WHAT THIS TASK INVOLVES ▸ Can you output the material exactly as written, minus any pictures it holds?

MATERIAL SUPPLIED ▸

++++++

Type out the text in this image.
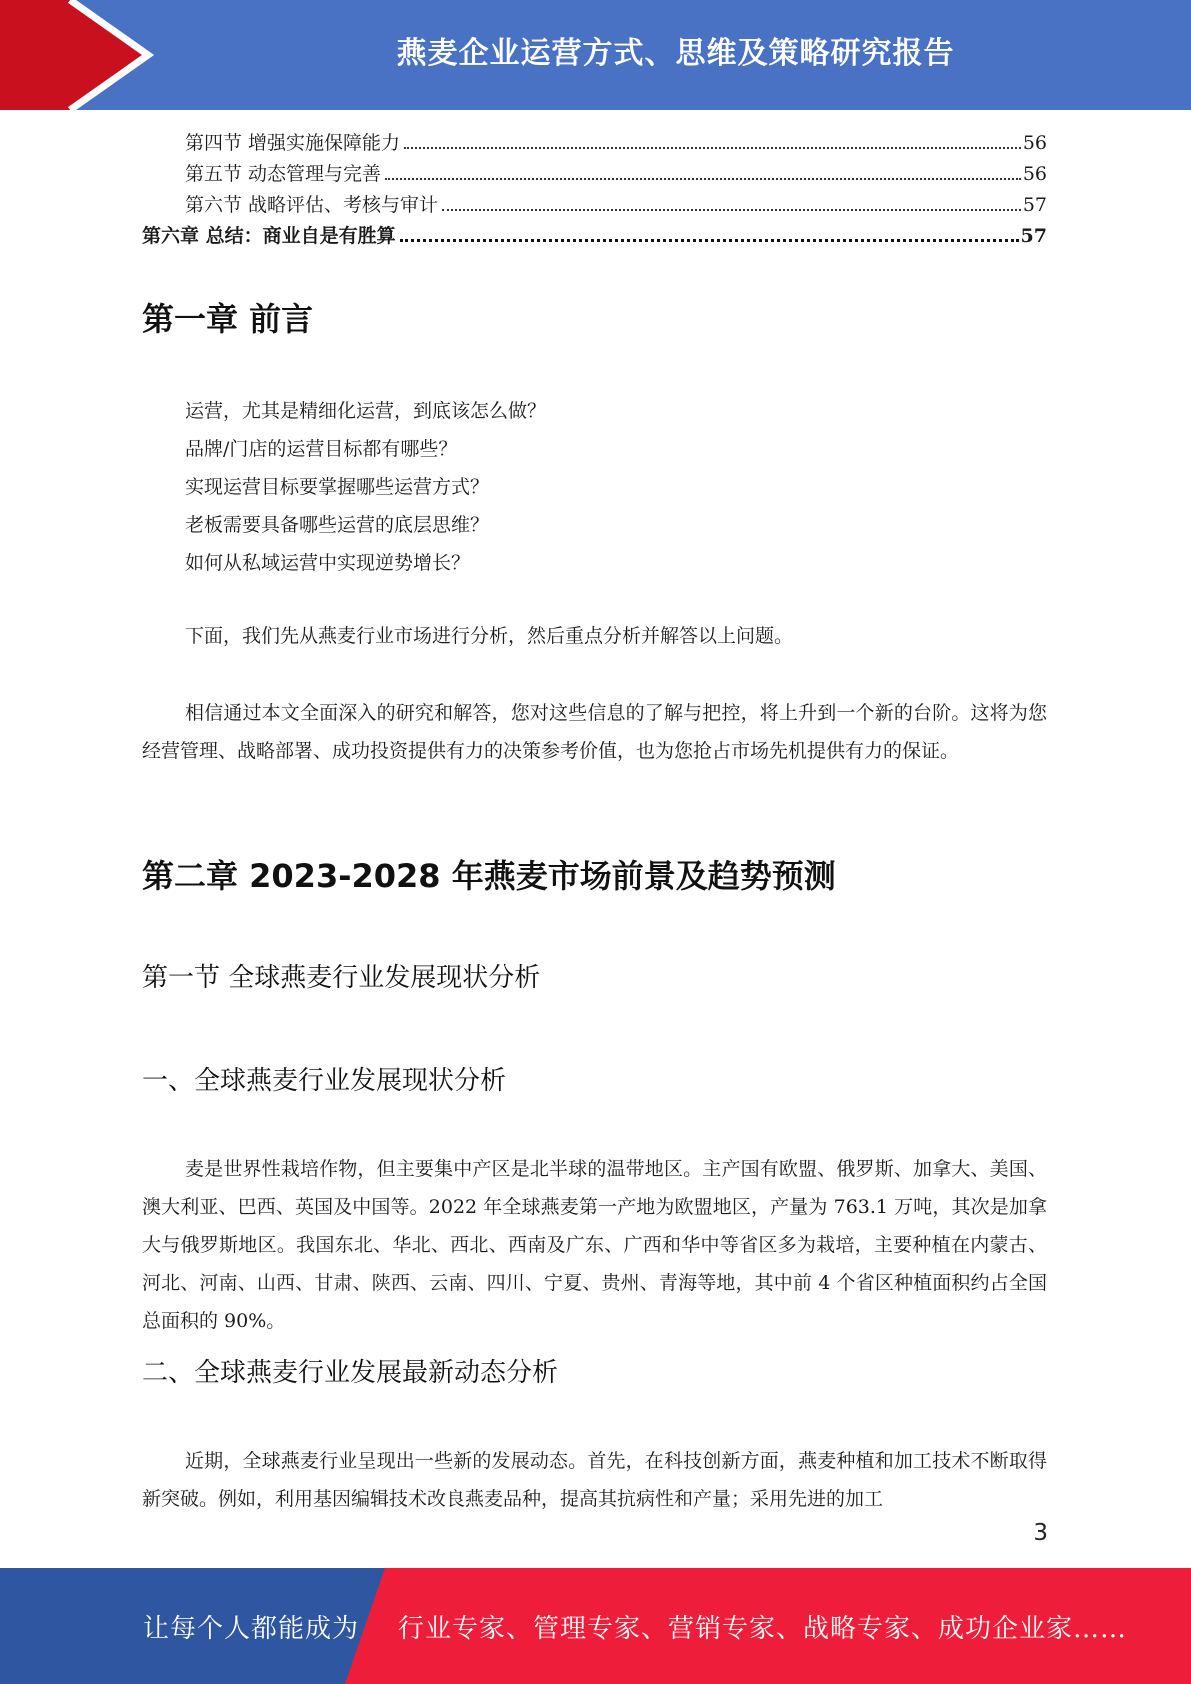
燕麦企业运营方式、思维及策略研究报告
第四节 增强实施保障能力	56
第五节 动态管理与完善	56
第六节 战略评估、考核与审计	57
第六章 总结：商业自是有胜算	57
第一章 前言
运营，尤其是精细化运营，到底该怎么做？
品牌/门店的运营目标都有哪些？
实现运营目标要掌握哪些运营方式？
老板需要具备哪些运营的底层思维？
如何从私域运营中实现逆势增长？
下面，我们先从燕麦行业市场进行分析，然后重点分析并解答以上问题。
相信通过本文全面深入的研究和解答，您对这些信息的了解与把控，将上升到一个新的台阶。这将为您经营管理、战略部署、成功投资提供有力的决策参考价值，也为您抢占市场先机提供有力的保证。
第二章 2023-2028 年燕麦市场前景及趋势预测
第一节 全球燕麦行业发展现状分析
一、全球燕麦行业发展现状分析
麦是世界性栽培作物，但主要集中产区是北半球的温带地区。主产国有欧盟、俄罗斯、加拿大、美国、澳大利亚、巴西、英国及中国等。2022 年全球燕麦第一产地为欧盟地区，产量为 763.1 万吨，其次是加拿大与俄罗斯地区。我国东北、华北、西北、西南及广东、广西和华中等省区多为栽培，主要种植在内蒙古、河北、河南、山西、甘肃、陕西、云南、四川、宁夏、贵州、青海等地，其中前 4 个省区种植面积约占全国总面积的 90%。
二、全球燕麦行业发展最新动态分析
近期，全球燕麦行业呈现出一些新的发展动态。首先，在科技创新方面，燕麦种植和加工技术不断取得新突破。例如，利用基因编辑技术改良燕麦品种，提高其抗病性和产量；采用先进的加工
3
让每个人都能成为 行业专家、管理专家、营销专家、战略专家、成功企业家……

++++++

RESULT FOR THIS EXERCISE ▸
Type out the text in this image.
燕麦企业运营方式、思维及策略研究报告
第四节 增强实施保障能力	56
第五节 动态管理与完善	56
第六节 战略评估、考核与审计	57
第六章 总结：商业自是有胜算	57
第一章 前言
运营，尤其是精细化运营，到底该怎么做？
品牌/门店的运营目标都有哪些？
实现运营目标要掌握哪些运营方式？
老板需要具备哪些运营的底层思维？
如何从私域运营中实现逆势增长？
下面，我们先从燕麦行业市场进行分析，然后重点分析并解答以上问题。
相信通过本文全面深入的研究和解答，您对这些信息的了解与把控，将上升到一个新的台阶。这将为您经营管理、战略部署、成功投资提供有力的决策参考价值，也为您抢占市场先机提供有力的保证。
第二章 2023-2028 年燕麦市场前景及趋势预测
第一节 全球燕麦行业发展现状分析
一、全球燕麦行业发展现状分析
麦是世界性栽培作物，但主要集中产区是北半球的温带地区。主产国有欧盟、俄罗斯、加拿大、美国、澳大利亚、巴西、英国及中国等。2022 年全球燕麦第一产地为欧盟地区，产量为 763.1 万吨，其次是加拿大与俄罗斯地区。我国东北、华北、西北、西南及广东、广西和华中等省区多为栽培，主要种植在内蒙古、河北、河南、山西、甘肃、陕西、云南、四川、宁夏、贵州、青海等地，其中前 4 个省区种植面积约占全国总面积的 90%。
二、全球燕麦行业发展最新动态分析
近期，全球燕麦行业呈现出一些新的发展动态。首先，在科技创新方面，燕麦种植和加工技术不断取得新突破。例如，利用基因编辑技术改良燕麦品种，提高其抗病性和产量；采用先进的加工
3
让每个人都能成为 行业专家、管理专家、营销专家、战略专家、成功企业家……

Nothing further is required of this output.